### OBJECTIVE
The data must be returned in full and exactly as given.

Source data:
----

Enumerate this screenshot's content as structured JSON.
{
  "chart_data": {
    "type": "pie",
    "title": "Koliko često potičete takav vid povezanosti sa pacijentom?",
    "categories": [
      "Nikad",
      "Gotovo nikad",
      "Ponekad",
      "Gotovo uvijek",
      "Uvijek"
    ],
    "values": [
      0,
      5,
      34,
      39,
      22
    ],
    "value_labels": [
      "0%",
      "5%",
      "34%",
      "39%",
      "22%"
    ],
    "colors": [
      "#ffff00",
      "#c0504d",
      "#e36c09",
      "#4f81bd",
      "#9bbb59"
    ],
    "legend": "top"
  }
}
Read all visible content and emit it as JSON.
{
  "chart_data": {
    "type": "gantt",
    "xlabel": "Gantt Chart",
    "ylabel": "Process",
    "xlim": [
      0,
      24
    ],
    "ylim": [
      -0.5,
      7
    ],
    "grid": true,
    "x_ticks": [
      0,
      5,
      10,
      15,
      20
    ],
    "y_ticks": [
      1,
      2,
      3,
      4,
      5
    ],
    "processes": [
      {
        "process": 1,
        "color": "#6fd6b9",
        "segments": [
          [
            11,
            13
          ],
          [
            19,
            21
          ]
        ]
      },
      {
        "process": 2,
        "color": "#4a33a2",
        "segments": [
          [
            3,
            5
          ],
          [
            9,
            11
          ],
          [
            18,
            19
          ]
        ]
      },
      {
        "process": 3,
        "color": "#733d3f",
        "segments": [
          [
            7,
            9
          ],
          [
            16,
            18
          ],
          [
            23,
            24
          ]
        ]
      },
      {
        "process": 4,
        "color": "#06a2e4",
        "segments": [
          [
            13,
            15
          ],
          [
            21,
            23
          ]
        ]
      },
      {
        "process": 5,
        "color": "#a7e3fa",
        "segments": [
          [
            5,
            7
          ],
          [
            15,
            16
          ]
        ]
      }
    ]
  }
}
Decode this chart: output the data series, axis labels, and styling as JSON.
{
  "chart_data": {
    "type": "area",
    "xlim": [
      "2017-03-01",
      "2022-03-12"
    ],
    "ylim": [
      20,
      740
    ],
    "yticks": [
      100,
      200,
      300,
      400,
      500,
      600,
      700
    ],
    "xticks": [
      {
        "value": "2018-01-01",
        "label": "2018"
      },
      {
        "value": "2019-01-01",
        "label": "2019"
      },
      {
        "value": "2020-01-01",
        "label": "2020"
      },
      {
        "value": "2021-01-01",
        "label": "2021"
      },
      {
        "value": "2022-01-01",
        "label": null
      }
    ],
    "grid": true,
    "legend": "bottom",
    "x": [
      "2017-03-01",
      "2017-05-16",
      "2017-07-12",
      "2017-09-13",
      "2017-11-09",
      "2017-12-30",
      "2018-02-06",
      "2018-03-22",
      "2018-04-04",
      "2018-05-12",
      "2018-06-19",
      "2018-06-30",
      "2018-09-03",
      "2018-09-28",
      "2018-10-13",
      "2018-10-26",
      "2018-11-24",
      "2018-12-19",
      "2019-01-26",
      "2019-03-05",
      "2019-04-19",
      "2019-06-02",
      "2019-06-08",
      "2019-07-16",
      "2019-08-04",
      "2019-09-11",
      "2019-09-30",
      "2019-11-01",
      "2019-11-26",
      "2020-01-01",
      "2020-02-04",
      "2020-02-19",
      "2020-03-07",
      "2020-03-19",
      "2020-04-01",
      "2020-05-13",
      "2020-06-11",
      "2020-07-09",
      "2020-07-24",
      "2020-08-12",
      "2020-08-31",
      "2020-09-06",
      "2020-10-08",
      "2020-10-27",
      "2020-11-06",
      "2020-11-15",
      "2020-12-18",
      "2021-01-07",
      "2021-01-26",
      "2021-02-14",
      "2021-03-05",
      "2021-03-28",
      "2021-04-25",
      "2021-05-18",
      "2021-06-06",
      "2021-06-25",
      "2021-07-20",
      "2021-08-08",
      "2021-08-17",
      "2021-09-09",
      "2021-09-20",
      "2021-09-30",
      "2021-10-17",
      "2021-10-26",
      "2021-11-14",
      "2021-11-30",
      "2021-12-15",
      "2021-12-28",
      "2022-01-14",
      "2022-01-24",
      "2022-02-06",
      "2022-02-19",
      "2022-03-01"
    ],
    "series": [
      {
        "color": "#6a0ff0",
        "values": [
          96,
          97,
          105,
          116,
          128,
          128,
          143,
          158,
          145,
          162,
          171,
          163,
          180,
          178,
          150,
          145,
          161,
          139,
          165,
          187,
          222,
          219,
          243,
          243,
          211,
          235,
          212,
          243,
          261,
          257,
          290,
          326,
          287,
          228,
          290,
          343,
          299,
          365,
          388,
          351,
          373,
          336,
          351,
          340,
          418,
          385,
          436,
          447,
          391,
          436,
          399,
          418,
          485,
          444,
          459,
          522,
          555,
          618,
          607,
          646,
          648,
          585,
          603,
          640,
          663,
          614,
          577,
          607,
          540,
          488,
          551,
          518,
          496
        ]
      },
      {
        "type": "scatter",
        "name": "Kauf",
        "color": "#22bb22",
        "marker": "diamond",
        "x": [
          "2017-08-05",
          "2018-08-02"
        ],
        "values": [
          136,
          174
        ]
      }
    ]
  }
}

----

### EXERCISE OUTPUT
Enumerate this screenshot's content as structured JSON.
{
  "chart_data": {
    "type": "pie",
    "title": "Koliko često potičete takav vid povezanosti sa pacijentom?",
    "categories": [
      "Nikad",
      "Gotovo nikad",
      "Ponekad",
      "Gotovo uvijek",
      "Uvijek"
    ],
    "values": [
      0,
      5,
      34,
      39,
      22
    ],
    "value_labels": [
      "0%",
      "5%",
      "34%",
      "39%",
      "22%"
    ],
    "colors": [
      "#ffff00",
      "#c0504d",
      "#e36c09",
      "#4f81bd",
      "#9bbb59"
    ],
    "legend": "top"
  }
}
Read all visible content and emit it as JSON.
{
  "chart_data": {
    "type": "gantt",
    "xlabel": "Gantt Chart",
    "ylabel": "Process",
    "xlim": [
      0,
      24
    ],
    "ylim": [
      -0.5,
      7
    ],
    "grid": true,
    "x_ticks": [
      0,
      5,
      10,
      15,
      20
    ],
    "y_ticks": [
      1,
      2,
      3,
      4,
      5
    ],
    "processes": [
      {
        "process": 1,
        "color": "#6fd6b9",
        "segments": [
          [
            11,
            13
          ],
          [
            19,
            21
          ]
        ]
      },
      {
        "process": 2,
        "color": "#4a33a2",
        "segments": [
          [
            3,
            5
          ],
          [
            9,
            11
          ],
          [
            18,
            19
          ]
        ]
      },
      {
        "process": 3,
        "color": "#733d3f",
        "segments": [
          [
            7,
            9
          ],
          [
            16,
            18
          ],
          [
            23,
            24
          ]
        ]
      },
      {
        "process": 4,
        "color": "#06a2e4",
        "segments": [
          [
            13,
            15
          ],
          [
            21,
            23
          ]
        ]
      },
      {
        "process": 5,
        "color": "#a7e3fa",
        "segments": [
          [
            5,
            7
          ],
          [
            15,
            16
          ]
        ]
      }
    ]
  }
}
Decode this chart: output the data series, axis labels, and styling as JSON.
{
  "chart_data": {
    "type": "area",
    "xlim": [
      "2017-03-01",
      "2022-03-12"
    ],
    "ylim": [
      20,
      740
    ],
    "yticks": [
      100,
      200,
      300,
      400,
      500,
      600,
      700
    ],
    "xticks": [
      {
        "value": "2018-01-01",
        "label": "2018"
      },
      {
        "value": "2019-01-01",
        "label": "2019"
      },
      {
        "value": "2020-01-01",
        "label": "2020"
      },
      {
        "value": "2021-01-01",
        "label": "2021"
      },
      {
        "value": "2022-01-01",
        "label": null
      }
    ],
    "grid": true,
    "legend": "bottom",
    "x": [
      "2017-03-01",
      "2017-05-16",
      "2017-07-12",
      "2017-09-13",
      "2017-11-09",
      "2017-12-30",
      "2018-02-06",
      "2018-03-22",
      "2018-04-04",
      "2018-05-12",
      "2018-06-19",
      "2018-06-30",
      "2018-09-03",
      "2018-09-28",
      "2018-10-13",
      "2018-10-26",
      "2018-11-24",
      "2018-12-19",
      "2019-01-26",
      "2019-03-05",
      "2019-04-19",
      "2019-06-02",
      "2019-06-08",
      "2019-07-16",
      "2019-08-04",
      "2019-09-11",
      "2019-09-30",
      "2019-11-01",
      "2019-11-26",
      "2020-01-01",
      "2020-02-04",
      "2020-02-19",
      "2020-03-07",
      "2020-03-19",
      "2020-04-01",
      "2020-05-13",
      "2020-06-11",
      "2020-07-09",
      "2020-07-24",
      "2020-08-12",
      "2020-08-31",
      "2020-09-06",
      "2020-10-08",
      "2020-10-27",
      "2020-11-06",
      "2020-11-15",
      "2020-12-18",
      "2021-01-07",
      "2021-01-26",
      "2021-02-14",
      "2021-03-05",
      "2021-03-28",
      "2021-04-25",
      "2021-05-18",
      "2021-06-06",
      "2021-06-25",
      "2021-07-20",
      "2021-08-08",
      "2021-08-17",
      "2021-09-09",
      "2021-09-20",
      "2021-09-30",
      "2021-10-17",
      "2021-10-26",
      "2021-11-14",
      "2021-11-30",
      "2021-12-15",
      "2021-12-28",
      "2022-01-14",
      "2022-01-24",
      "2022-02-06",
      "2022-02-19",
      "2022-03-01"
    ],
    "series": [
      {
        "color": "#6a0ff0",
        "values": [
          96,
          97,
          105,
          116,
          128,
          128,
          143,
          158,
          145,
          162,
          171,
          163,
          180,
          178,
          150,
          145,
          161,
          139,
          165,
          187,
          222,
          219,
          243,
          243,
          211,
          235,
          212,
          243,
          261,
          257,
          290,
          326,
          287,
          228,
          290,
          343,
          299,
          365,
          388,
          351,
          373,
          336,
          351,
          340,
          418,
          385,
          436,
          447,
          391,
          436,
          399,
          418,
          485,
          444,
          459,
          522,
          555,
          618,
          607,
          646,
          648,
          585,
          603,
          640,
          663,
          614,
          577,
          607,
          540,
          488,
          551,
          518,
          496
        ]
      },
      {
        "type": "scatter",
        "name": "Kauf",
        "color": "#22bb22",
        "marker": "diamond",
        "x": [
          "2017-08-05",
          "2018-08-02"
        ],
        "values": [
          136,
          174
        ]
      }
    ]
  }
}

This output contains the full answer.